Reproduce every record below exactly as written, but leave out any pictures.

● Data extract
---

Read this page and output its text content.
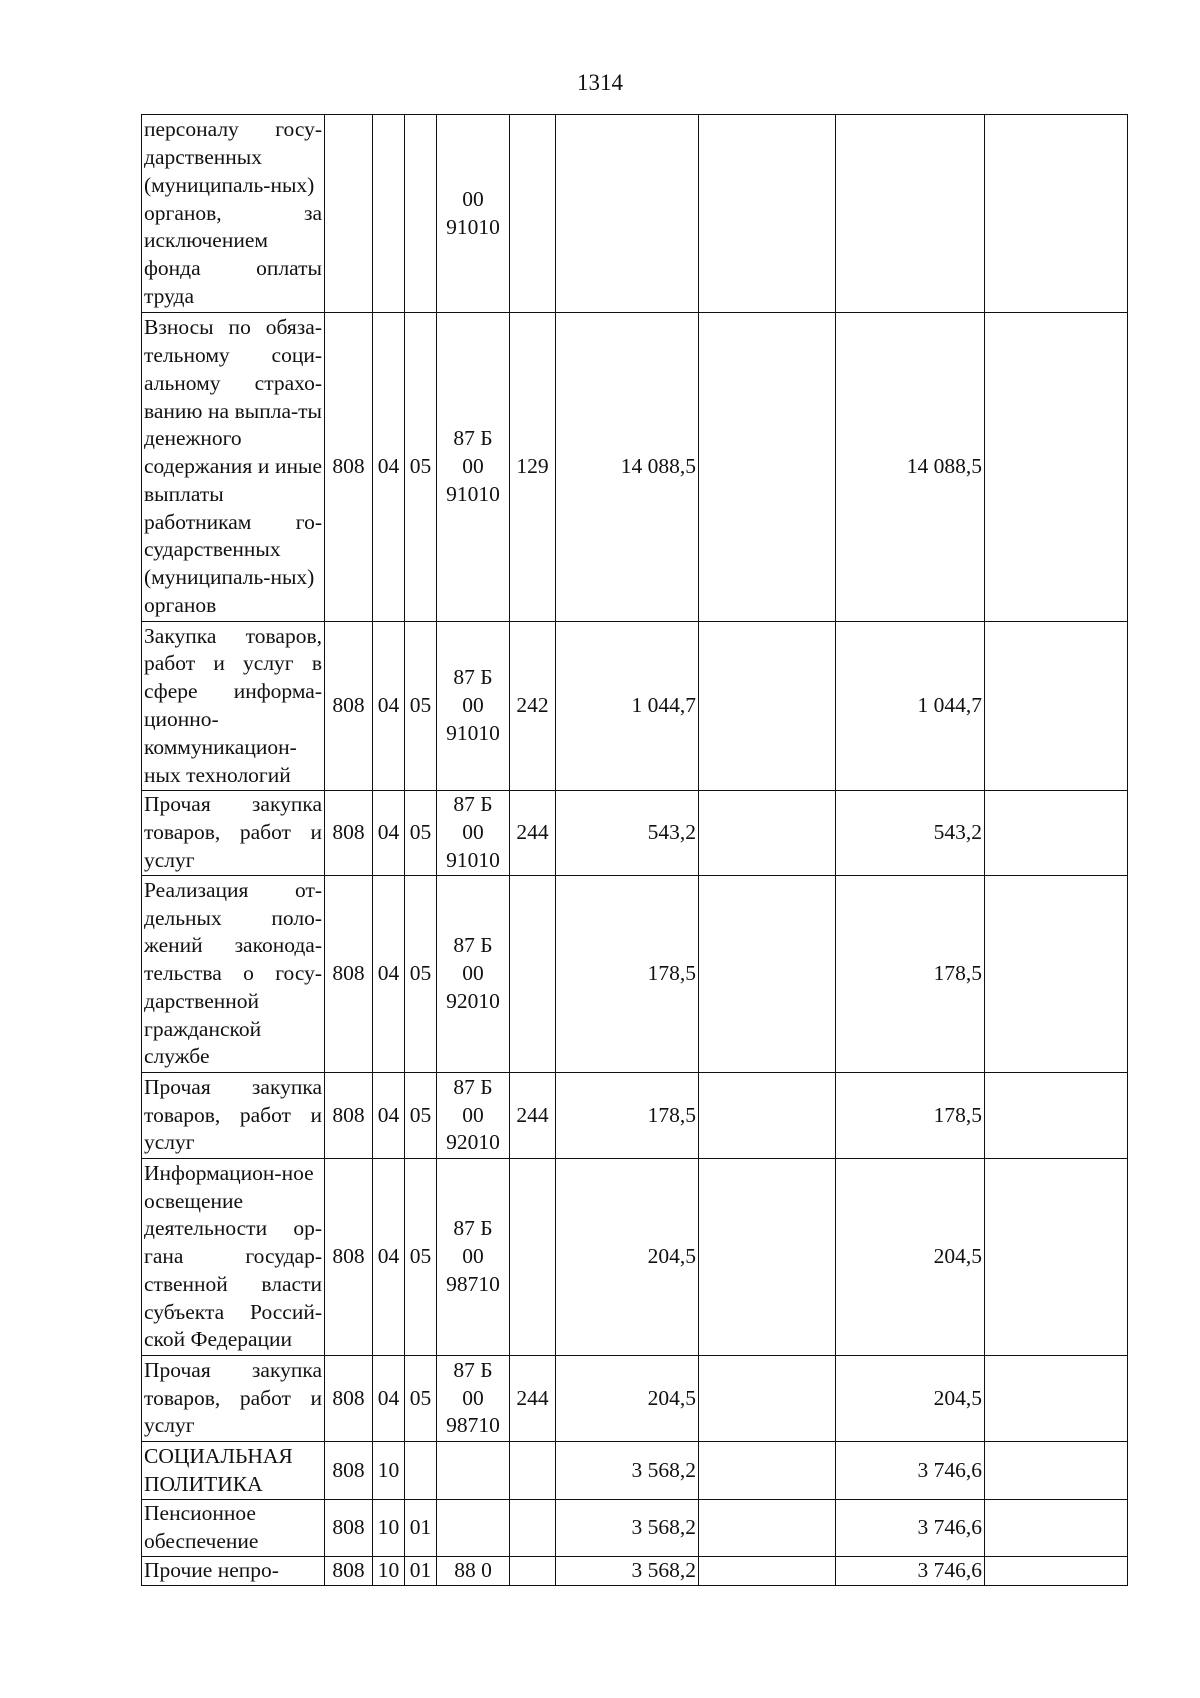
1314
персоналу госу-дарственных (муниципаль-ных) органов, за исключением фонда оплаты труда				00
91010					
Взносы по обяза-тельному соци-альному страхо-ванию на выпла-ты денежного содержания и иные выплаты работникам го-сударственных (муниципаль-ных) органов	808	04	05	87 Б
00
91010	129	14 088,5		14 088,5	
Закупка товаров, работ и услуг в сфере информа-ционно-коммуникацион-ных технологий	808	04	05	87 Б
00
91010	242	1 044,7		1 044,7	
Прочая закупка товаров, работ и услуг	808	04	05	87 Б
00
91010	244	543,2		543,2	
Реализация от-дельных поло-жений законода-тельства о госу-дарственной гражданской службе	808	04	05	87 Б
00
92010		178,5		178,5	
Прочая закупка товаров, работ и услуг	808	04	05	87 Б
00
92010	244	178,5		178,5	
Информацион-ное освещение деятельности ор-гана государ-ственной власти субъекта Россий-ской Федерации	808	04	05	87 Б
00
98710		204,5		204,5	
Прочая закупка товаров, работ и услуг	808	04	05	87 Б
00
98710	244	204,5		204,5	
СОЦИАЛЬНАЯ ПОЛИТИКА	808	10				3 568,2		3 746,6	
Пенсионное обеспечение	808	10	01			3 568,2		3 746,6	
Прочие непро-	808	10	01	88 0		3 568,2		3 746,6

---

● Result for this task
Read this page and output its text content.
1314
персоналу госу-дарственных (муниципаль-ных) органов, за исключением фонда оплаты труда				00
91010					
Взносы по обяза-тельному соци-альному страхо-ванию на выпла-ты денежного содержания и иные выплаты работникам го-сударственных (муниципаль-ных) органов	808	04	05	87 Б
00
91010	129	14 088,5		14 088,5	
Закупка товаров, работ и услуг в сфере информа-ционно-коммуникацион-ных технологий	808	04	05	87 Б
00
91010	242	1 044,7		1 044,7	
Прочая закупка товаров, работ и услуг	808	04	05	87 Б
00
91010	244	543,2		543,2	
Реализация от-дельных поло-жений законода-тельства о госу-дарственной гражданской службе	808	04	05	87 Б
00
92010		178,5		178,5	
Прочая закупка товаров, работ и услуг	808	04	05	87 Б
00
92010	244	178,5		178,5	
Информацион-ное освещение деятельности ор-гана государ-ственной власти субъекта Россий-ской Федерации	808	04	05	87 Б
00
98710		204,5		204,5	
Прочая закупка товаров, работ и услуг	808	04	05	87 Б
00
98710	244	204,5		204,5	
СОЦИАЛЬНАЯ ПОЛИТИКА	808	10				3 568,2		3 746,6	
Пенсионное обеспечение	808	10	01			3 568,2		3 746,6	
Прочие непро-	808	10	01	88 0		3 568,2		3 746,6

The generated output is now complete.